**Stored dataset items**
——————

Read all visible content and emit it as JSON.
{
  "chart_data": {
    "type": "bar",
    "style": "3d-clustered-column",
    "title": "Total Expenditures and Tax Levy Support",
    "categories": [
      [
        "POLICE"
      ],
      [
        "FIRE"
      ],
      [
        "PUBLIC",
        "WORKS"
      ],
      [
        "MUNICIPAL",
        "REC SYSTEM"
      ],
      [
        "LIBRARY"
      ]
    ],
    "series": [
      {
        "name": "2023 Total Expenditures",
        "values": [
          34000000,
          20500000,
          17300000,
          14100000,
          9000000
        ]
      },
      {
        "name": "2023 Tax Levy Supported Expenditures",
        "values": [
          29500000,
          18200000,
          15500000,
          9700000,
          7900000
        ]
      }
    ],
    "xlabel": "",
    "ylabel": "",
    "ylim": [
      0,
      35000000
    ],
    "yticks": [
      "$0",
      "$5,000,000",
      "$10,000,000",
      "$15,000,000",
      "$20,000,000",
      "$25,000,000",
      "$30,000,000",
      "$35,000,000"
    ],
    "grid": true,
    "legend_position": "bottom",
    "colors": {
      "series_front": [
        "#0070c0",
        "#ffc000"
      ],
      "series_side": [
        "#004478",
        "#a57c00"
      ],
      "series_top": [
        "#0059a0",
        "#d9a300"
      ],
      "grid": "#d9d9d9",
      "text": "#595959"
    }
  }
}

——————

**WHAT TO WORK ON**
Reproduce the material in full, with no word added or dropped.

**RESPONSE**
Read all visible content and emit it as JSON.
{
  "chart_data": {
    "type": "bar",
    "style": "3d-clustered-column",
    "title": "Total Expenditures and Tax Levy Support",
    "categories": [
      [
        "POLICE"
      ],
      [
        "FIRE"
      ],
      [
        "PUBLIC",
        "WORKS"
      ],
      [
        "MUNICIPAL",
        "REC SYSTEM"
      ],
      [
        "LIBRARY"
      ]
    ],
    "series": [
      {
        "name": "2023 Total Expenditures",
        "values": [
          34000000,
          20500000,
          17300000,
          14100000,
          9000000
        ]
      },
      {
        "name": "2023 Tax Levy Supported Expenditures",
        "values": [
          29500000,
          18200000,
          15500000,
          9700000,
          7900000
        ]
      }
    ],
    "xlabel": "",
    "ylabel": "",
    "ylim": [
      0,
      35000000
    ],
    "yticks": [
      "$0",
      "$5,000,000",
      "$10,000,000",
      "$15,000,000",
      "$20,000,000",
      "$25,000,000",
      "$30,000,000",
      "$35,000,000"
    ],
    "grid": true,
    "legend_position": "bottom",
    "colors": {
      "series_front": [
        "#0070c0",
        "#ffc000"
      ],
      "series_side": [
        "#004478",
        "#a57c00"
      ],
      "series_top": [
        "#0059a0",
        "#d9a300"
      ],
      "grid": "#d9d9d9",
      "text": "#595959"
    }
  }
}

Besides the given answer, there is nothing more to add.